*** Opening Passage for review ***

The Vale D. Maria project holds within it the memory of the Douro wine region. A time when the region was not yet using the term Vinho do Porto and the van Zellers were already established in the trade of wine produced on the Douro escarpments. There are more than three centuries of a continuous presence of the trade and production of Port wines and Douro wines, along with many long relationships. The van Zeller family were the proprietors of a number of legendary farms in the region, including: Quinta de Roriz (owned today by Symington Family Estates) and Quinta do Noval, sold in 1993.
In 1996, the father and enologist, Cristiano van Zeller, took control of Quinta Vale D. Maria. This bequest from the mother of Francisca van Zeller was a property that had been in the family since 1868. When he got the farm, there were 19 hectares of vineyard in good condition, a house to live in and a cellar, both in a state of disrepair. Today, the Vale D. Maria enterprise controls close to 45 hectares of vineyard (28 hectares of which are between 60 and 80 years old;12 hectares of vineyard with 30 years; and a new plantation of five hectares). The house was repaired, and the new cellar, opened in 2000, holds four traditional granite winepresses with a capacity of five tons of grapes, which allows for microvinification.

*** Closing Passage for review ***
*** Opening Records provided ***

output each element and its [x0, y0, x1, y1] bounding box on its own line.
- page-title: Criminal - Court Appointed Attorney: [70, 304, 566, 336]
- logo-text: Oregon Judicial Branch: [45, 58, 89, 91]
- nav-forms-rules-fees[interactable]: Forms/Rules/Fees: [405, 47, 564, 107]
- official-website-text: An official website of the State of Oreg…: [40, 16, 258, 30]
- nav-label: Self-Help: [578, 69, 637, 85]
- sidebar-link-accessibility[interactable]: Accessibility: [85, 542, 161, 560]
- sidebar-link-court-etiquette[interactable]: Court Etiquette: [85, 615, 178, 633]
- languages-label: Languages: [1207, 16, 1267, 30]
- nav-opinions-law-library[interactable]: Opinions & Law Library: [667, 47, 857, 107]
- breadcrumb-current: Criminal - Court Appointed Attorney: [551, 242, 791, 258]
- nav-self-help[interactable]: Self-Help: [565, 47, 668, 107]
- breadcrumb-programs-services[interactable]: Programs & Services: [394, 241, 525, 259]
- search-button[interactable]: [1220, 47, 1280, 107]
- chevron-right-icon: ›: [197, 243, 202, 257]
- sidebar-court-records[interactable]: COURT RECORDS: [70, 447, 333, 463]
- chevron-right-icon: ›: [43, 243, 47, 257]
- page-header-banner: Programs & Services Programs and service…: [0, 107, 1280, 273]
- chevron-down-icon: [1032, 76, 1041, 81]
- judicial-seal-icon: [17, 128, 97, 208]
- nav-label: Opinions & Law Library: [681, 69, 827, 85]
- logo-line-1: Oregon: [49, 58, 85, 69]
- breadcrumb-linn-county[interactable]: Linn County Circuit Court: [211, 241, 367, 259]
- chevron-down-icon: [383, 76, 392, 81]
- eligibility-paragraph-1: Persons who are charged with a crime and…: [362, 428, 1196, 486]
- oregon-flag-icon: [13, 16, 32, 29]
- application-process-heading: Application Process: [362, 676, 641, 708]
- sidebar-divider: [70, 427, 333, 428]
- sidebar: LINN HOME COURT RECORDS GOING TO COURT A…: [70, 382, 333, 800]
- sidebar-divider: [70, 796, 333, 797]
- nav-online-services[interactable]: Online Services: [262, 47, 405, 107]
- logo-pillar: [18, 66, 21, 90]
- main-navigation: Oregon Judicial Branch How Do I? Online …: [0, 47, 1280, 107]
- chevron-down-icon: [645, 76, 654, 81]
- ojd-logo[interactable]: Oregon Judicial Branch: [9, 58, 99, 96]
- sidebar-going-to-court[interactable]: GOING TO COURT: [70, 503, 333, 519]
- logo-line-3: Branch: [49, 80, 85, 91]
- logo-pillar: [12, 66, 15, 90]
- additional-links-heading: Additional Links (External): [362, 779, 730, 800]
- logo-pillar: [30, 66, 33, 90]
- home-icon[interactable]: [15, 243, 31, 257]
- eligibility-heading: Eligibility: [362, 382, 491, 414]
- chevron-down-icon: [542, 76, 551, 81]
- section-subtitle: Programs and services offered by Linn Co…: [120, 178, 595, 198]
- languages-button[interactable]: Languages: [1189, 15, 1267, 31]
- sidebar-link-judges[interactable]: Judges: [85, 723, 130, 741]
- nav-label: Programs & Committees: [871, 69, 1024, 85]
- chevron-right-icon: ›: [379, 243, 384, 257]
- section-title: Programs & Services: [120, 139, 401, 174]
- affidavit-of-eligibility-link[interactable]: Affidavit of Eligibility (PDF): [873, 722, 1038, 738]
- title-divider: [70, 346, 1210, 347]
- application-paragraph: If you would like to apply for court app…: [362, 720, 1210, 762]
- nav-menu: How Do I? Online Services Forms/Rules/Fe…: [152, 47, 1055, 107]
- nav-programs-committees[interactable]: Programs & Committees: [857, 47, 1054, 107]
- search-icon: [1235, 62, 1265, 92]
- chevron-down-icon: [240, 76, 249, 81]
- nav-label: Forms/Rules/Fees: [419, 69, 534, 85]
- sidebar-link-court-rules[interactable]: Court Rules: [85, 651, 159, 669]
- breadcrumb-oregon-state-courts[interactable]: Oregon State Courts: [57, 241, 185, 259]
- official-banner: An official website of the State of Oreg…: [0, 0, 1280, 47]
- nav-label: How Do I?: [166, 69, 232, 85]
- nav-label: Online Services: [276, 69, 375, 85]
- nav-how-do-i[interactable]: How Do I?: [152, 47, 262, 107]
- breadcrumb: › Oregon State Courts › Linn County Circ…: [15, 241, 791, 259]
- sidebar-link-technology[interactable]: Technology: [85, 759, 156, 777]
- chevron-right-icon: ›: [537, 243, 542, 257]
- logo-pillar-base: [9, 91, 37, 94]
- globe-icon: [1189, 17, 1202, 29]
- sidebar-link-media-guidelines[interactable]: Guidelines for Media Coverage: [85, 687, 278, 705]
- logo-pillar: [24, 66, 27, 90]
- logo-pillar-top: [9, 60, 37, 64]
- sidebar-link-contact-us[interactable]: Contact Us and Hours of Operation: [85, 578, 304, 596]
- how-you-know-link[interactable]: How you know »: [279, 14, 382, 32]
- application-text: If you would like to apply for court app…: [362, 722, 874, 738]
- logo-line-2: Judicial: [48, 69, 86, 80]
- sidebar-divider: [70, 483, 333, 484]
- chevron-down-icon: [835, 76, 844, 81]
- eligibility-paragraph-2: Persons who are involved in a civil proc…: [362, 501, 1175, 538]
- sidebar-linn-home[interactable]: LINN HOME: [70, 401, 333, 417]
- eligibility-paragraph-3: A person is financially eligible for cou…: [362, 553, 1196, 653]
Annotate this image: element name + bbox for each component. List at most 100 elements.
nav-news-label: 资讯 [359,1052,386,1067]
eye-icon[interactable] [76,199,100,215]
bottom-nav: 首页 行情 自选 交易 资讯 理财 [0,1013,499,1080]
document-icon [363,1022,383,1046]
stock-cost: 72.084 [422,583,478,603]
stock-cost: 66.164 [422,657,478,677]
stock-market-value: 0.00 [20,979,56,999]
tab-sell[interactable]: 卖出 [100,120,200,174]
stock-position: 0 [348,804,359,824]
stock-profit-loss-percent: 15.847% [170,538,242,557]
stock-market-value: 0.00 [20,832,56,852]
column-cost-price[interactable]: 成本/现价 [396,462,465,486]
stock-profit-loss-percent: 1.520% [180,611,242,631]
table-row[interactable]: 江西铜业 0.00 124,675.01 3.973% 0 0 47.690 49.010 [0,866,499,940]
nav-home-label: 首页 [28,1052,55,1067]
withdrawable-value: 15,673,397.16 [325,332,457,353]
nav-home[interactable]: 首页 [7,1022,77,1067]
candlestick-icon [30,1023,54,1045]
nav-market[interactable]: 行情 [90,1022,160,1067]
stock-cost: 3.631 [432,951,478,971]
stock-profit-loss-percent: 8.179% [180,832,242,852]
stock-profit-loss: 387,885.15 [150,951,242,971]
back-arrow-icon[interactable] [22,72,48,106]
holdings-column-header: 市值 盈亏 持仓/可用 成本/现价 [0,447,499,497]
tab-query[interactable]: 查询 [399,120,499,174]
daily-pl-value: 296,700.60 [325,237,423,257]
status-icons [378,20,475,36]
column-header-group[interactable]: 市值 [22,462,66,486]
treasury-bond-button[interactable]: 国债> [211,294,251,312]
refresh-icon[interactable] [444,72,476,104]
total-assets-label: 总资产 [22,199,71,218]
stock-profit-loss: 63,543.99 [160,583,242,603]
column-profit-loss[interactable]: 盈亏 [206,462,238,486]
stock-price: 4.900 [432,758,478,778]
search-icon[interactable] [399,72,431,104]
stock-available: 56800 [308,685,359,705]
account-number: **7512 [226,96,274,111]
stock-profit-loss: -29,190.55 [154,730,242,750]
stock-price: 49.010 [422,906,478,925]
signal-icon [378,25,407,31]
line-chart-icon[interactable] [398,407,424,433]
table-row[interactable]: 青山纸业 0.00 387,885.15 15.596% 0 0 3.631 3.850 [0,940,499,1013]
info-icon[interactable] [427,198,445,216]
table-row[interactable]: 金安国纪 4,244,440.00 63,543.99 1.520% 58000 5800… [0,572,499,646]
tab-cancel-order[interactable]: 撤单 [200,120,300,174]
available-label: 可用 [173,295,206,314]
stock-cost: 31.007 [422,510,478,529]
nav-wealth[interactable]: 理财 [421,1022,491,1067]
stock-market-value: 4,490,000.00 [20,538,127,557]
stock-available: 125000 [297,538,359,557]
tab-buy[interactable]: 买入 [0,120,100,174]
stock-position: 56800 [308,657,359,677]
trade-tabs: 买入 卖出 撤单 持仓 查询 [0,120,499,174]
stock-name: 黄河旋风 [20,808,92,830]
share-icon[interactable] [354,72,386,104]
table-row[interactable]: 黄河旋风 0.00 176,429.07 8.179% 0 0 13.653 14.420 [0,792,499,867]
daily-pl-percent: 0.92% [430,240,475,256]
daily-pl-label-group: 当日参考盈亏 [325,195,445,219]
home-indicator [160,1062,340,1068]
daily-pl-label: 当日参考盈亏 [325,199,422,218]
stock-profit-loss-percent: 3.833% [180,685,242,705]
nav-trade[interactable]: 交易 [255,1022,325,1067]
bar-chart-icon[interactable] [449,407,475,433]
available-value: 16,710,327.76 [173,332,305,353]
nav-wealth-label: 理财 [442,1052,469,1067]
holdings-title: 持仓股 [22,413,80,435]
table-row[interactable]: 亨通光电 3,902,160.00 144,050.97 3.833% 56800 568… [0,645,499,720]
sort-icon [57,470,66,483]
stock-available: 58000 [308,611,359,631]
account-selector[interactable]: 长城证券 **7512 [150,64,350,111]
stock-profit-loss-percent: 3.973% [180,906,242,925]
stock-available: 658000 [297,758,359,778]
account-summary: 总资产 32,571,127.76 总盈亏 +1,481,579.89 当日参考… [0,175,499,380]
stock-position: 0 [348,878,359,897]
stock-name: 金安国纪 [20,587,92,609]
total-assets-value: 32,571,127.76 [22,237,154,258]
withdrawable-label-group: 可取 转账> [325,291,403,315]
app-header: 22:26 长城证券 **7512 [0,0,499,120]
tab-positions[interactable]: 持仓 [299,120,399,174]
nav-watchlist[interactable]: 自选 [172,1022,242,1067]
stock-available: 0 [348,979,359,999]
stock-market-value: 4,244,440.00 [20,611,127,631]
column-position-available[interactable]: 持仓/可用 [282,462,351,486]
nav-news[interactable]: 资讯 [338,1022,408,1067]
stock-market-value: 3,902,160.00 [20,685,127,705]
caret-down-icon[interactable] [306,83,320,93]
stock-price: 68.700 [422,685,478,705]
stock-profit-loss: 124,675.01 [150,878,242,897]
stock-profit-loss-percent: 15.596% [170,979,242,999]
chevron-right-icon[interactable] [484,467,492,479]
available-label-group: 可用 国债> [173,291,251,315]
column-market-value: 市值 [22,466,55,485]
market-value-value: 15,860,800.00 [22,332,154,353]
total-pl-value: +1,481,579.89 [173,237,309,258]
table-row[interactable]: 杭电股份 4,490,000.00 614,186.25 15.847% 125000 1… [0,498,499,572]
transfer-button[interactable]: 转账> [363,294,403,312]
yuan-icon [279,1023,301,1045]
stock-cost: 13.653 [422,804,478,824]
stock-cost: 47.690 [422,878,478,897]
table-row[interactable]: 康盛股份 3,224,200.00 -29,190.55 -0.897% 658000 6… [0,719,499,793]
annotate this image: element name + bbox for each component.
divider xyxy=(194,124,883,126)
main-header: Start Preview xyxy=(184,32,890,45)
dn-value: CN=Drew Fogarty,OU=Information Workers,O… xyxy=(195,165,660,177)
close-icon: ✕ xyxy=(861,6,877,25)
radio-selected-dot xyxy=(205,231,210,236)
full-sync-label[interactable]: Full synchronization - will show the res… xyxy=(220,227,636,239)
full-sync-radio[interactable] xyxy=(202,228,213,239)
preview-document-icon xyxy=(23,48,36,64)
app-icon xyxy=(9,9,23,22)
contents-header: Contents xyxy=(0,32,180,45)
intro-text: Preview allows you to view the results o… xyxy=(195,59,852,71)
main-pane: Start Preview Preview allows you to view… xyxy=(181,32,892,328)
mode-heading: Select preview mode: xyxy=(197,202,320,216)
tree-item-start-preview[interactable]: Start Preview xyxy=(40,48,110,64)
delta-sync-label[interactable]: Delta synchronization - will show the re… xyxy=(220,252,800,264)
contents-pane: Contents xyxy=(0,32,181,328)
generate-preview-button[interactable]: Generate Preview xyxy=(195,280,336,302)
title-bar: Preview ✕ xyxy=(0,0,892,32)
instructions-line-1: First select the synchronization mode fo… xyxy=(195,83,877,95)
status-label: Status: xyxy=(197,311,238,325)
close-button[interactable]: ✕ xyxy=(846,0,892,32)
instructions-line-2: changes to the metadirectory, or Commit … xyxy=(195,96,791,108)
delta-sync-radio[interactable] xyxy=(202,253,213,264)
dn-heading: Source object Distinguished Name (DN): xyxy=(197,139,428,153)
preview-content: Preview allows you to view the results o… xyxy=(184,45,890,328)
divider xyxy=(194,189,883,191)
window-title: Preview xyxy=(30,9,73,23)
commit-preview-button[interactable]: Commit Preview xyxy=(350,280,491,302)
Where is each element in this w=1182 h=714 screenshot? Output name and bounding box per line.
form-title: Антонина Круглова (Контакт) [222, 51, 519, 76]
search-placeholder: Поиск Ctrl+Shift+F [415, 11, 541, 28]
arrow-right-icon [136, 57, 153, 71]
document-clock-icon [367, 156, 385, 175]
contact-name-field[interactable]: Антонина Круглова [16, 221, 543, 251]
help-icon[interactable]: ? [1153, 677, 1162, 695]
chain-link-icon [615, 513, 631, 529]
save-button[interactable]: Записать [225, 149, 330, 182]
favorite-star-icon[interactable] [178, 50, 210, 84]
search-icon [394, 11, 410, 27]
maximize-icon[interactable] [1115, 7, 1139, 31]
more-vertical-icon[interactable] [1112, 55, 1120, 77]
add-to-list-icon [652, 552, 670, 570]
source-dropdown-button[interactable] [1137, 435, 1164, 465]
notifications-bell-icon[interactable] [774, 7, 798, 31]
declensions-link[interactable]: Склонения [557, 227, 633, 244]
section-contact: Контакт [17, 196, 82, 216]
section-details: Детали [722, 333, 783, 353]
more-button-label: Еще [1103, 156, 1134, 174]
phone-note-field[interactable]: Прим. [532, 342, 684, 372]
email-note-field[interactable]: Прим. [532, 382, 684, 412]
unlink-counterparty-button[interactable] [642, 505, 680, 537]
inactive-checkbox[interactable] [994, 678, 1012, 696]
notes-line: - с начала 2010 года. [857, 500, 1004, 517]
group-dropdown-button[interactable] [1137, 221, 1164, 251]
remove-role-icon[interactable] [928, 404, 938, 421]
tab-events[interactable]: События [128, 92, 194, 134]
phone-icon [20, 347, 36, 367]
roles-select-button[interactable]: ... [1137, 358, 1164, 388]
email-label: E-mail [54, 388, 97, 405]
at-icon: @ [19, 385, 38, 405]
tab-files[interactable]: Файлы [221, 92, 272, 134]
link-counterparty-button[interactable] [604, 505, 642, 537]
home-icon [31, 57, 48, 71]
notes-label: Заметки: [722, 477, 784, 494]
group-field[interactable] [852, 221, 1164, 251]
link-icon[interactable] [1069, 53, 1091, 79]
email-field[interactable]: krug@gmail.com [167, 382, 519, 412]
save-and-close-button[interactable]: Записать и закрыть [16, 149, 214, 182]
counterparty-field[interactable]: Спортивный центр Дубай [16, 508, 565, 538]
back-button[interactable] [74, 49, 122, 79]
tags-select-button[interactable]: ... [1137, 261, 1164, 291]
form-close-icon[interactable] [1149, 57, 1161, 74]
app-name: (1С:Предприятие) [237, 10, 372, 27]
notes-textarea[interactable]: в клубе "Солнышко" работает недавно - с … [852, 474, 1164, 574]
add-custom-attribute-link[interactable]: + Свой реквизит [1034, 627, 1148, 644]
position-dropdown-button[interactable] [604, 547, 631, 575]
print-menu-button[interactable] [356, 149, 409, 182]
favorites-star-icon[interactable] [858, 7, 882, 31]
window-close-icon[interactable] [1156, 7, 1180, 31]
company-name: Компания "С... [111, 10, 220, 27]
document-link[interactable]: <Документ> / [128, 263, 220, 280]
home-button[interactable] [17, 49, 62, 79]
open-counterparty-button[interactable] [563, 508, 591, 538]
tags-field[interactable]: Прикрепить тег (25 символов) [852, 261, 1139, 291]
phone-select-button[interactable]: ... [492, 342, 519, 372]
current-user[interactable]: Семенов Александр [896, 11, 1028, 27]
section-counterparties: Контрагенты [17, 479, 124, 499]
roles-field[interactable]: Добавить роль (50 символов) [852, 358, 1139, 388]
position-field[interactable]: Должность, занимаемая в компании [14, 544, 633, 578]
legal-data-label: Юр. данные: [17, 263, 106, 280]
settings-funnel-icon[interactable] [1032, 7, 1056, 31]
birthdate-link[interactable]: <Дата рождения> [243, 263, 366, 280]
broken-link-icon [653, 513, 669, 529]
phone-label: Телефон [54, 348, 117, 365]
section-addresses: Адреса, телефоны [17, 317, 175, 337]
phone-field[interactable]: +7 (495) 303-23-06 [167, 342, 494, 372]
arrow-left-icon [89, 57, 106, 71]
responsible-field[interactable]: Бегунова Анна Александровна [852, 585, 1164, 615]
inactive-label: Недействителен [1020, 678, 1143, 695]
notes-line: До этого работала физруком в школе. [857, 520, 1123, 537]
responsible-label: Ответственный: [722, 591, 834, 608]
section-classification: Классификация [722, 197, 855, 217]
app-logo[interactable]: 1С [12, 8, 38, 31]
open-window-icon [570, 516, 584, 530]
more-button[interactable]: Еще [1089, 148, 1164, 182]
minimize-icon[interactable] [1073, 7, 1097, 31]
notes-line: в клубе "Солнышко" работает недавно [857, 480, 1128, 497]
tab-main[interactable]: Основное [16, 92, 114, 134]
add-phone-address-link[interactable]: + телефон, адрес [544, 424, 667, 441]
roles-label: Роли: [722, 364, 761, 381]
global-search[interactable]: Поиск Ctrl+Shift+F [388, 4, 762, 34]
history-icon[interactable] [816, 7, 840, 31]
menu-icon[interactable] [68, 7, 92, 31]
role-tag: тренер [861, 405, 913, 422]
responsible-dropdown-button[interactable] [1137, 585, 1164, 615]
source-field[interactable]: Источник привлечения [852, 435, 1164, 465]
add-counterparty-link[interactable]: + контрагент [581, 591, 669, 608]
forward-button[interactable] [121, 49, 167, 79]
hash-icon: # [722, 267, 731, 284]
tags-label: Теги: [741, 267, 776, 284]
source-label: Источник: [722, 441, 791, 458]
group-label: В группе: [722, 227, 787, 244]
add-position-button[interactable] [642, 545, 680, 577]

*** Closing Records provided ***

• Directions: From the passage on Vale D. Maria, quote word for word the part that opens with the words containing "In 1996, the" and closes with "allows for microvinification.". You can ignore the items; they aren't needed for anything here.

• Answer section:
In 1996, the father and enologist, Cristiano van Zeller, took control of Quinta Vale D. Maria. This bequest from the mother of Francisca van Zeller was a property that had been in the family since 1868. When he got the farm, there were 19 hectares of vineyard in good condition, a house to live in and a cellar, both in a state of disrepair. Today, the Vale D. Maria enterprise controls close to 45 hectares of vineyard (28 hectares of which are between 60 and 80 years old;12 hectares of vineyard with 30 years; and a new plantation of five hectares). The house was repaired, and the new cellar, opened in 2000, holds four traditional granite winepresses with a capacity of five tons of grapes, which allows for microvinification.